READING TEXT »
* Start *

[Date Prev][Date Next][Thread Prev][Thread Next][Date Index][Thread Index] [New Search]

Re: [T3] When electronic points die they can still kinda work.


I had that happen with the Beetle - it idled, but with foot on the accelerator,
it revved up, slowed down, revved up, slowed down.  Foot off, it idled as
before.  Very weird, but I found the wire to the breaker plate had broken,
exactly as you mention.

Dave.
UK VW Type 3 & 4 Club
http://www.hallvw.clara.co.uk/
------
----- Original Message ----- 
From: "Jim Adney" <jadney@vwtype3.org>
To: <type3@vwtype3.org>
Sent: Tuesday, August 15, 2006 3:09 PM
Subject: Re: [T3] When electronic points die they can still kinda work.


> On 14 Aug 2006 at 9:49, Toby -- '72 Squareback wrote:
>
> > What *completely baffled* me was that the engine would run fine as long as
> > the gas pedal was pressed, even if by the slightest amount.  Anyway, just
> > another bit of something to throw into people's knowledge bucket.

* End *

DATA EXCERPT »
* Start *

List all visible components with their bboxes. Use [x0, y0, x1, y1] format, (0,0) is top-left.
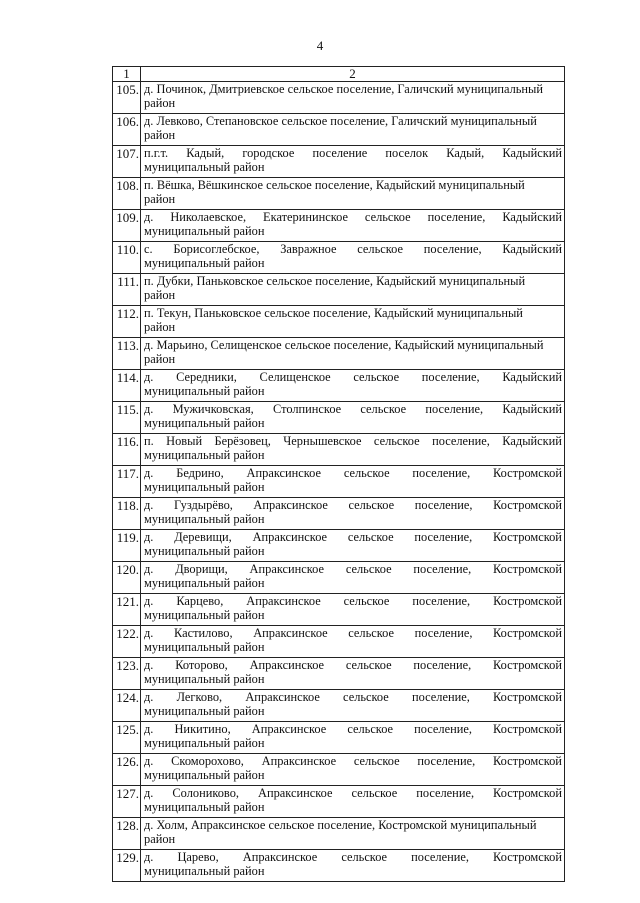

* End *

PROBLEMS AND TASKS »
1. Reproduce the part of the email about failing electronic points that begins at the words "I had that happen" and stops after "as you mention.".
2. Pick up the email about failing electronic points at the point where it stops and keep writing it.
None of the lines are needed for this.

ANSWERS TO THE EXERCISES »
1.
I had that happen with the Beetle - it idled, but with foot on the accelerator,
it revved up, slowed down, revved up, slowed down.  Foot off, it idled as
before.  Very weird, but I found the wire to the breaker plate had broken,
exactly as you mention.

2.
>
> After thinking about this for a couple days, I think I have an explanation.
>
> The Pertronics rides on the breaker plate, the same as the points did. The
> vacuum advance works by rotating this plate to change the relationship between
> the pickup and the cam. When the Pertronics moves with the plate, the 2 wires
> leading to it have to move also, so they need some extra length in there for
> the wire to flex.
>
> I suspect that after a few years of flexing, one of your wires finally broke
> inside the insulation. Of course this shut down your ignition, but when you
> moved the gas pedal, you changed the vacuum conditions on the vacuum advance,
> moving the breaker plate just a little bit. This probably flexed the wire
again
> in a way which renewed the contact and allowed the ignition to kick in again.
> When this happened, the raw fuel from the previous unsparked strokes was
> ignited in the exhaust system, creating the backfire.
>
> Alternatively, the wire may not have broken, instead, the coil wire could have
> abraded against something, worn thru the insulation,and shorted to ground.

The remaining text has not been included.